Convert every line of the material below into a Markdown table with the columns "No." and "Line text", numbering the rows in order and omitting any blank lines.

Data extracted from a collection
....

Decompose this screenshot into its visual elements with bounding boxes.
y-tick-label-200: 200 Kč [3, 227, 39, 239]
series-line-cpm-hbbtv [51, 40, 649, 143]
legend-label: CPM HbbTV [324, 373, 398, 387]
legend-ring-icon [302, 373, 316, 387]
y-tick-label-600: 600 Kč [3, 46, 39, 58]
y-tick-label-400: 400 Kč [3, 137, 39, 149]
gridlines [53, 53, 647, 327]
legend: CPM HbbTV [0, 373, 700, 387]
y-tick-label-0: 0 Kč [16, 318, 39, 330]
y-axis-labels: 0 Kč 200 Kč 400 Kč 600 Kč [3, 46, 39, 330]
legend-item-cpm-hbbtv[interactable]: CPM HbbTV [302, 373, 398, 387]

....

#### Response
| No. | Line text |
|---|---|
| 1 | Decompose this screenshot into its visual elements with bounding boxes. |
| 2 | y-tick-label-200: 200 Kč [3, 227, 39, 239] |
| 3 | series-line-cpm-hbbtv [51, 40, 649, 143] |
| 4 | legend-label: CPM HbbTV [324, 373, 398, 387] |
| 5 | legend-ring-icon [302, 373, 316, 387] |
| 6 | y-tick-label-600: 600 Kč [3, 46, 39, 58] |
| 7 | y-tick-label-400: 400 Kč [3, 137, 39, 149] |
| 8 | gridlines [53, 53, 647, 327] |
| 9 | legend: CPM HbbTV [0, 373, 700, 387] |
| 10 | y-tick-label-0: 0 Kč [16, 318, 39, 330] |
| 11 | y-axis-labels: 0 Kč 200 Kč 400 Kč 600 Kč [3, 46, 39, 330] |
| 12 | legend-item-cpm-hbbtv[interactable]: CPM HbbTV [302, 373, 398, 387] |